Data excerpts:
^^^^

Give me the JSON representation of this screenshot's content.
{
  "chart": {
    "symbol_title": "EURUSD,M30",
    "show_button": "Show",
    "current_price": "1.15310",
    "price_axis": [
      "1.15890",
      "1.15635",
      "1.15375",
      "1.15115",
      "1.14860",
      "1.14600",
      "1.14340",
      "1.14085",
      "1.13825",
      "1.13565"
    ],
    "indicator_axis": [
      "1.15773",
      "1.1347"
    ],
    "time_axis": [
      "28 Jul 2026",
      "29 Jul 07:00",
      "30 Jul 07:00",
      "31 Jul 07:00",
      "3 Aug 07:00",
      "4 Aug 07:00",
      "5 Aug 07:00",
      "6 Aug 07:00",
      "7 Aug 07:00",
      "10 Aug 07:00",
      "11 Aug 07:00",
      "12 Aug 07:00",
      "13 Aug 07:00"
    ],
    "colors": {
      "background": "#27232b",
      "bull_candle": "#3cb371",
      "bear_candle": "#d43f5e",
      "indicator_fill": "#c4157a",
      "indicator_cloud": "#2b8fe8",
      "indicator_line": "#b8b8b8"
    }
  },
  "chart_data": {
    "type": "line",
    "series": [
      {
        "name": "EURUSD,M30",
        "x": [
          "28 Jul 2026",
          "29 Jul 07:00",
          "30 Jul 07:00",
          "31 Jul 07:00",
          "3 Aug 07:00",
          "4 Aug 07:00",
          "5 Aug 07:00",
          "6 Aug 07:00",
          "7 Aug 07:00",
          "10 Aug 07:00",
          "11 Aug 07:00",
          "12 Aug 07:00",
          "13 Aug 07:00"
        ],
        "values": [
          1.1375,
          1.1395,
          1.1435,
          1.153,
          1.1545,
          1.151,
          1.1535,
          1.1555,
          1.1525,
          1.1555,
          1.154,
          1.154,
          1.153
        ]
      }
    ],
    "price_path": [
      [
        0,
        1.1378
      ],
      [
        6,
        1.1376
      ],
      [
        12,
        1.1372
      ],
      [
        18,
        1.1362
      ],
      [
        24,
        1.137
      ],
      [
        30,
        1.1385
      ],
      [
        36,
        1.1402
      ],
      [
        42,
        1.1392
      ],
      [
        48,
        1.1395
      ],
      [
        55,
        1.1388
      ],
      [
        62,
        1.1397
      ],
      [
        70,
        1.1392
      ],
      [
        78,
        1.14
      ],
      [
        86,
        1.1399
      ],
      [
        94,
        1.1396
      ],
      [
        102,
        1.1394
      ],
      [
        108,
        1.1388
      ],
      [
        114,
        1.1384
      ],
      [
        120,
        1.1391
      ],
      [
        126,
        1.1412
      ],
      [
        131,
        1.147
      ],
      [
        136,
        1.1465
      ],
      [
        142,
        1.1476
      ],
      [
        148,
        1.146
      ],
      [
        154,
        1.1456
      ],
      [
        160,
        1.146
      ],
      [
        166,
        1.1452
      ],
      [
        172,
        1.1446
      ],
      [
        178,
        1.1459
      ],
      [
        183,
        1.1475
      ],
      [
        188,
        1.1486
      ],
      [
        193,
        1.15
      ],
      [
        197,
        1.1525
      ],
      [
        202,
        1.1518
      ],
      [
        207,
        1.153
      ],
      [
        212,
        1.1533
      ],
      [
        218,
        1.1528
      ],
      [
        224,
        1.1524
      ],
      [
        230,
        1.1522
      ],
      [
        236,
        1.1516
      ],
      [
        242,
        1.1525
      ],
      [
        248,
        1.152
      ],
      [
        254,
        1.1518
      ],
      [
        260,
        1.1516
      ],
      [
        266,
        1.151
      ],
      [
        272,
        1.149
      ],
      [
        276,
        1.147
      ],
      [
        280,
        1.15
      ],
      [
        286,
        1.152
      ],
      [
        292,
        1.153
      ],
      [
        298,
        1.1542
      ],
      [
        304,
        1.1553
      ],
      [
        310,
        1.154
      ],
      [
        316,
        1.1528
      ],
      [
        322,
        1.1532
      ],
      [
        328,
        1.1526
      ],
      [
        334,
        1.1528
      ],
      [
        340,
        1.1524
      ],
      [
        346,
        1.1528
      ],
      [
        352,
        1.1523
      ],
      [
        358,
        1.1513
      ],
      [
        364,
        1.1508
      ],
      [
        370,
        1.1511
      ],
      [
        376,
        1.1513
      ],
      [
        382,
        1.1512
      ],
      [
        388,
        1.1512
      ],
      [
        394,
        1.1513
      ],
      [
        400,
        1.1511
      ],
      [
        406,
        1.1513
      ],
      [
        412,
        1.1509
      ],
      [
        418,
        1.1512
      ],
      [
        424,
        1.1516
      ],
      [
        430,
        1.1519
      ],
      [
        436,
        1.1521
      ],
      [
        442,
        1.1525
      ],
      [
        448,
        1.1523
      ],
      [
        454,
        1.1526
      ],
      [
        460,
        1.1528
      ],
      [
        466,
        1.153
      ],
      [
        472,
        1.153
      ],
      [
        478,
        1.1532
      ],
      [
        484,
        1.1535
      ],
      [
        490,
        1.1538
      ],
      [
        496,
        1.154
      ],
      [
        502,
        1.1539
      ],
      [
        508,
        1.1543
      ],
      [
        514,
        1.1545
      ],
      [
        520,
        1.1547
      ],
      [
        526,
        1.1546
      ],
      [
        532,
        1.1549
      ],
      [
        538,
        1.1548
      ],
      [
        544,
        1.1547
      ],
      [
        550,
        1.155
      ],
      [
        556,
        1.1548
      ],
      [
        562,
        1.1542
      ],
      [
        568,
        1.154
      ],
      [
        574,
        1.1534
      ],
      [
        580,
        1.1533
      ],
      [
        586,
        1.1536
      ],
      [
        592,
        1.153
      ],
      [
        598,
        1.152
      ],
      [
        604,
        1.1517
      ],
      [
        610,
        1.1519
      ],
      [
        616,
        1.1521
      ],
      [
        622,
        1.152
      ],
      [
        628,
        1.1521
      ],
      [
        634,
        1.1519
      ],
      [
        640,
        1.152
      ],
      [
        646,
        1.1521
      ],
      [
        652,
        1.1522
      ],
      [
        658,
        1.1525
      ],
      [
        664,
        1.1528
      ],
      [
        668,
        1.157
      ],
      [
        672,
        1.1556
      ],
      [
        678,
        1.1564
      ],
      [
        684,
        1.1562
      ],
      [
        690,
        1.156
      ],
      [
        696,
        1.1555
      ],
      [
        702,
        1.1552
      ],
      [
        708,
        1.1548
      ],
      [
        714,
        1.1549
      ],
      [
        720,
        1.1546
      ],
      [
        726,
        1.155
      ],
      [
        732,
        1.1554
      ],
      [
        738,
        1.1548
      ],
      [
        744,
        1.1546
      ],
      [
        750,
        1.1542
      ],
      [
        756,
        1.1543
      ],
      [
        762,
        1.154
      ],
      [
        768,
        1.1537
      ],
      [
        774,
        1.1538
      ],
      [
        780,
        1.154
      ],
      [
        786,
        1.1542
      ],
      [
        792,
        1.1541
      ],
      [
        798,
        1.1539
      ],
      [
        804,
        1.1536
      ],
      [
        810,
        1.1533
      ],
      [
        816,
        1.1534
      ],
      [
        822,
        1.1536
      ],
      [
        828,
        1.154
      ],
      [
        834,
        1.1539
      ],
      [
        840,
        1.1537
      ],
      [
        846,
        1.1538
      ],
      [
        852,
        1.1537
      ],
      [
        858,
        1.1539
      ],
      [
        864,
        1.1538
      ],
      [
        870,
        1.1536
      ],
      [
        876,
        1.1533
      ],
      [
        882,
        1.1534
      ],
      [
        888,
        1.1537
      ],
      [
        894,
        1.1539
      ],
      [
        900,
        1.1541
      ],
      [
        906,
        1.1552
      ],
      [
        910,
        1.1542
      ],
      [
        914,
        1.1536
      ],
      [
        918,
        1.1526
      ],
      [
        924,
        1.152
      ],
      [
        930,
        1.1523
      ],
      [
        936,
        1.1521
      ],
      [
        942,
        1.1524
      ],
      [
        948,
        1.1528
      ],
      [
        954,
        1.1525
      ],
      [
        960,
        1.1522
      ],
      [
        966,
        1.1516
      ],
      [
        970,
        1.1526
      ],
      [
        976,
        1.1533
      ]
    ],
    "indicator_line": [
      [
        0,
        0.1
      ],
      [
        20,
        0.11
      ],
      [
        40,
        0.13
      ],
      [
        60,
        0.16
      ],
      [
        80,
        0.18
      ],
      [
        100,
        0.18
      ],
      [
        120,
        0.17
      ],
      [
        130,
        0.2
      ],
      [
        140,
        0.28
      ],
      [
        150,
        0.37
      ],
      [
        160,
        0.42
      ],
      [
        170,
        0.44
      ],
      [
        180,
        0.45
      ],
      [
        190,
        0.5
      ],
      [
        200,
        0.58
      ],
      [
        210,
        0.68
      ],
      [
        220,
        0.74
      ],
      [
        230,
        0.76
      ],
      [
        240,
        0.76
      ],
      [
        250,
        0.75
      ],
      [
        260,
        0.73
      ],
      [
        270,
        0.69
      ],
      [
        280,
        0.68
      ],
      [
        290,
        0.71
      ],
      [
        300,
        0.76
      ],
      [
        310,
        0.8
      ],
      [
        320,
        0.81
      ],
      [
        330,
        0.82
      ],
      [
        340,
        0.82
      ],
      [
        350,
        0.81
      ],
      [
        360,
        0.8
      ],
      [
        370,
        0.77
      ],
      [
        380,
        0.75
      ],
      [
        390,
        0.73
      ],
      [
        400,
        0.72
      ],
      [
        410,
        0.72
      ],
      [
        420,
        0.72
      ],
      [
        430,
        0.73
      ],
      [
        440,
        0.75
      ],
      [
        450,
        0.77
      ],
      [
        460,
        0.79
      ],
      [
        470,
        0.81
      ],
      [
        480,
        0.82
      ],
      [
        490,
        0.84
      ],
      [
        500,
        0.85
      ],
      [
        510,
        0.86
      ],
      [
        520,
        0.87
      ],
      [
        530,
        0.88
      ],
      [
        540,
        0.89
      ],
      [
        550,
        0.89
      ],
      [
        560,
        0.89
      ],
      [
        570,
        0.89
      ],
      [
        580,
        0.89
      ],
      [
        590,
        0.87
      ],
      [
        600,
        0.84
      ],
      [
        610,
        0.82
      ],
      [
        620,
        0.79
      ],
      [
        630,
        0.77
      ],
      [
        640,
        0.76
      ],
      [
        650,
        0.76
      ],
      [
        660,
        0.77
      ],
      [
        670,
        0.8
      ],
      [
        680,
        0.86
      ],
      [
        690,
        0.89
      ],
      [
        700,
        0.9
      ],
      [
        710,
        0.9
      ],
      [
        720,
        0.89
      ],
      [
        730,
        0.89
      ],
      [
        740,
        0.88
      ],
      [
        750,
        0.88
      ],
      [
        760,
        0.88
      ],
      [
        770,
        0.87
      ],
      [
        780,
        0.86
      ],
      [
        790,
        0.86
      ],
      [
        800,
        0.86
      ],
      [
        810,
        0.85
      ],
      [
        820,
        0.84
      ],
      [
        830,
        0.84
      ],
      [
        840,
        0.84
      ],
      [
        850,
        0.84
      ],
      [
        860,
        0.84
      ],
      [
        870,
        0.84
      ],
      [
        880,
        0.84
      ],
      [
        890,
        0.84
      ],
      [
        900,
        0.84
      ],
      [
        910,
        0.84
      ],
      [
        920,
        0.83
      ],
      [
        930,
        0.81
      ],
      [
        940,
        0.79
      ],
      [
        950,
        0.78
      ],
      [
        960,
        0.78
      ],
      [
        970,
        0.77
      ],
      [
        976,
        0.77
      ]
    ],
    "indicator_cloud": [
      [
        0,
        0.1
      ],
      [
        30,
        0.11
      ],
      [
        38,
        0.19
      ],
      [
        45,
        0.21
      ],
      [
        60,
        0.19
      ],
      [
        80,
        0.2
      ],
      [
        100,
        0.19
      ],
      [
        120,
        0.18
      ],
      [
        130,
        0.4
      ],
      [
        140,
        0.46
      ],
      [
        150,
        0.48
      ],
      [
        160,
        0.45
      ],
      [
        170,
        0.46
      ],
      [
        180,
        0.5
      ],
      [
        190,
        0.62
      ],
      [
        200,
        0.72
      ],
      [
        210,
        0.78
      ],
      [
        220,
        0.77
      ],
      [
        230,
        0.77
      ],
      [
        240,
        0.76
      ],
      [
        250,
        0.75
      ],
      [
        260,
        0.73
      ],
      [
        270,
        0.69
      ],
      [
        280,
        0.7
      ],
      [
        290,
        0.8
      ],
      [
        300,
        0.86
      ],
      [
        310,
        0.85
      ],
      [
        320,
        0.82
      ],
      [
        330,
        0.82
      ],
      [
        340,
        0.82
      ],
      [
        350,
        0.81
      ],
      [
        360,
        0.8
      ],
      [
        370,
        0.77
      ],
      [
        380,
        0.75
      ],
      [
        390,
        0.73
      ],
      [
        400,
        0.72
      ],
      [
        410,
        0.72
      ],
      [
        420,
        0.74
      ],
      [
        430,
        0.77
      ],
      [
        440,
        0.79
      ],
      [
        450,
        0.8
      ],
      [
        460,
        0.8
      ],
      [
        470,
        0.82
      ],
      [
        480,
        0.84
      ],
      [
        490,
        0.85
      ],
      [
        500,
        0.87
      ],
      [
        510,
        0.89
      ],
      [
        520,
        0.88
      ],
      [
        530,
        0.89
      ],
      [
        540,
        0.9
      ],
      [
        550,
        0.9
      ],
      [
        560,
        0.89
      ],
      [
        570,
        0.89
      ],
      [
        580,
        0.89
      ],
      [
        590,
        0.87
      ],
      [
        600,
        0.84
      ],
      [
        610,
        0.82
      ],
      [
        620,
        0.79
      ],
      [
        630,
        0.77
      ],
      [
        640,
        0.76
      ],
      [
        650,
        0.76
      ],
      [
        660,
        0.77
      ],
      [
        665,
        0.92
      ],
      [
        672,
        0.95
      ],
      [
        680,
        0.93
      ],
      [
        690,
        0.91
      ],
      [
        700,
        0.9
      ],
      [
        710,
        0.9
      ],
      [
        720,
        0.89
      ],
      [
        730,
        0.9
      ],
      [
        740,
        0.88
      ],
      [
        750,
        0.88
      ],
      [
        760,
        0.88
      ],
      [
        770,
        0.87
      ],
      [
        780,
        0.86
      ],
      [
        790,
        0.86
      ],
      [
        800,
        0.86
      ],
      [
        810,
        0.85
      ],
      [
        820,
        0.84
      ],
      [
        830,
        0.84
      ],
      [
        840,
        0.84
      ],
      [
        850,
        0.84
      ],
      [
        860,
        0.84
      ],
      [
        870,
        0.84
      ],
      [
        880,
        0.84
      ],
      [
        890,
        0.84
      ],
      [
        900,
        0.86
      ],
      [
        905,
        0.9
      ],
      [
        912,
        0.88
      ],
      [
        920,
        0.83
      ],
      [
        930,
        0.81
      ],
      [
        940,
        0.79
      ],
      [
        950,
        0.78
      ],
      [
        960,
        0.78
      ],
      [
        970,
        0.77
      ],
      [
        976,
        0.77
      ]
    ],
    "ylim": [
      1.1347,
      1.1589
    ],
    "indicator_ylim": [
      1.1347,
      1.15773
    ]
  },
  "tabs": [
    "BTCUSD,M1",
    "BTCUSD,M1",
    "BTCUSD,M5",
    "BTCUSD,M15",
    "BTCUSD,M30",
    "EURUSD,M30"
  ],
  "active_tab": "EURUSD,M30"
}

^^^^

• **Brief**: Only lines holding the string "BTCUSD" are wanted; gather each one from the entries above.

• **Answer for the task**:
    "BTCUSD,M1",
    "BTCUSD,M1",
    "BTCUSD,M5",
    "BTCUSD,M15",
    "BTCUSD,M30",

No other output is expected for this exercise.